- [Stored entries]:
----------------------------------------
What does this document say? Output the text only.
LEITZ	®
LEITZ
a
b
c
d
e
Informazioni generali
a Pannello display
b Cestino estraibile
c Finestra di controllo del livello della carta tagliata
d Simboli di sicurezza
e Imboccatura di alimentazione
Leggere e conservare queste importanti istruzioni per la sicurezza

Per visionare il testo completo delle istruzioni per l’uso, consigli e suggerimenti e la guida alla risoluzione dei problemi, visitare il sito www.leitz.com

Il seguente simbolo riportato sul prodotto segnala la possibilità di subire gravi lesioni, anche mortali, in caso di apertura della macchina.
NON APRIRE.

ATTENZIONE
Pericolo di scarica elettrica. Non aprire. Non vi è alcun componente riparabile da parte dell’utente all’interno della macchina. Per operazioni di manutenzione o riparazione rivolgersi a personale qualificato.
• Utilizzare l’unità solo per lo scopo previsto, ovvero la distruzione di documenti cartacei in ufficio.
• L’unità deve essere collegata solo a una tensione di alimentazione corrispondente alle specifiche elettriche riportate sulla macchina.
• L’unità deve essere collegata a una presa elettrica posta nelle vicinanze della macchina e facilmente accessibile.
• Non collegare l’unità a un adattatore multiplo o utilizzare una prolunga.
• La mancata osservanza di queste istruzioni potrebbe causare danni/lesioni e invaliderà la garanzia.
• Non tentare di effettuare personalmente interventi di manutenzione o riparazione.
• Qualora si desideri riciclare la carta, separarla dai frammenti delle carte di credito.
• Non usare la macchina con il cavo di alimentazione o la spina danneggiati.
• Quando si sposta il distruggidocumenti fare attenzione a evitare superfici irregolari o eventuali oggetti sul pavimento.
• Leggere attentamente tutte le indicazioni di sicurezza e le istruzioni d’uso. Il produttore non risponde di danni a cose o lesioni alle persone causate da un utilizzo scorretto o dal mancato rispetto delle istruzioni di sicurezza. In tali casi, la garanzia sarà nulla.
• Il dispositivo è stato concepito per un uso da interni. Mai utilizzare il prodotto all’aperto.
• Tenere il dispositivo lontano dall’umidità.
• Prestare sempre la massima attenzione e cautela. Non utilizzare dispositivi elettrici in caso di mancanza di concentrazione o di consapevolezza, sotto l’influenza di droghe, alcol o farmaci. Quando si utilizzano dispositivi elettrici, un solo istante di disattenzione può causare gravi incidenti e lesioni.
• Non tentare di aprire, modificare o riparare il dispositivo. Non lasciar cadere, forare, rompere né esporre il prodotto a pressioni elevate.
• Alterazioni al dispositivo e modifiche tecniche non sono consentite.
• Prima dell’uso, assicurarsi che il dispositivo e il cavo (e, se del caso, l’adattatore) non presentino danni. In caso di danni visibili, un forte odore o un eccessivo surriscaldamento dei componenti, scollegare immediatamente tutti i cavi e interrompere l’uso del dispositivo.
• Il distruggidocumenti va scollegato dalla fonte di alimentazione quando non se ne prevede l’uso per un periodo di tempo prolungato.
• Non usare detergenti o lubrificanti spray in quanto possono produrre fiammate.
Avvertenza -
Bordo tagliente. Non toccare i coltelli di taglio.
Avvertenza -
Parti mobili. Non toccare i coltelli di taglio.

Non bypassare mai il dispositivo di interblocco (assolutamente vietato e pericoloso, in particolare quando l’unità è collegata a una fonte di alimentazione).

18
----------------------------------------
Without leaving anything out, quote all the data.

- [Response to this task]:
What does this document say? Output the text only.
LEITZ	®
LEITZ
a
b
c
d
e
Informazioni generali
a Pannello display
b Cestino estraibile
c Finestra di controllo del livello della carta tagliata
d Simboli di sicurezza
e Imboccatura di alimentazione
Leggere e conservare queste importanti istruzioni per la sicurezza

Per visionare il testo completo delle istruzioni per l’uso, consigli e suggerimenti e la guida alla risoluzione dei problemi, visitare il sito www.leitz.com

Il seguente simbolo riportato sul prodotto segnala la possibilità di subire gravi lesioni, anche mortali, in caso di apertura della macchina.
NON APRIRE.

ATTENZIONE
Pericolo di scarica elettrica. Non aprire. Non vi è alcun componente riparabile da parte dell’utente all’interno della macchina. Per operazioni di manutenzione o riparazione rivolgersi a personale qualificato.
• Utilizzare l’unità solo per lo scopo previsto, ovvero la distruzione di documenti cartacei in ufficio.
• L’unità deve essere collegata solo a una tensione di alimentazione corrispondente alle specifiche elettriche riportate sulla macchina.
• L’unità deve essere collegata a una presa elettrica posta nelle vicinanze della macchina e facilmente accessibile.
• Non collegare l’unità a un adattatore multiplo o utilizzare una prolunga.
• La mancata osservanza di queste istruzioni potrebbe causare danni/lesioni e invaliderà la garanzia.
• Non tentare di effettuare personalmente interventi di manutenzione o riparazione.
• Qualora si desideri riciclare la carta, separarla dai frammenti delle carte di credito.
• Non usare la macchina con il cavo di alimentazione o la spina danneggiati.
• Quando si sposta il distruggidocumenti fare attenzione a evitare superfici irregolari o eventuali oggetti sul pavimento.
• Leggere attentamente tutte le indicazioni di sicurezza e le istruzioni d’uso. Il produttore non risponde di danni a cose o lesioni alle persone causate da un utilizzo scorretto o dal mancato rispetto delle istruzioni di sicurezza. In tali casi, la garanzia sarà nulla.
• Il dispositivo è stato concepito per un uso da interni. Mai utilizzare il prodotto all’aperto.
• Tenere il dispositivo lontano dall’umidità.
• Prestare sempre la massima attenzione e cautela. Non utilizzare dispositivi elettrici in caso di mancanza di concentrazione o di consapevolezza, sotto l’influenza di droghe, alcol o farmaci. Quando si utilizzano dispositivi elettrici, un solo istante di disattenzione può causare gravi incidenti e lesioni.
• Non tentare di aprire, modificare o riparare il dispositivo. Non lasciar cadere, forare, rompere né esporre il prodotto a pressioni elevate.
• Alterazioni al dispositivo e modifiche tecniche non sono consentite.
• Prima dell’uso, assicurarsi che il dispositivo e il cavo (e, se del caso, l’adattatore) non presentino danni. In caso di danni visibili, un forte odore o un eccessivo surriscaldamento dei componenti, scollegare immediatamente tutti i cavi e interrompere l’uso del dispositivo.
• Il distruggidocumenti va scollegato dalla fonte di alimentazione quando non se ne prevede l’uso per un periodo di tempo prolungato.
• Non usare detergenti o lubrificanti spray in quanto possono produrre fiammate.
Avvertenza -
Bordo tagliente. Non toccare i coltelli di taglio.
Avvertenza -
Parti mobili. Non toccare i coltelli di taglio.

Non bypassare mai il dispositivo di interblocco (assolutamente vietato e pericoloso, in particolare quando l’unità è collegata a una fonte di alimentazione).

18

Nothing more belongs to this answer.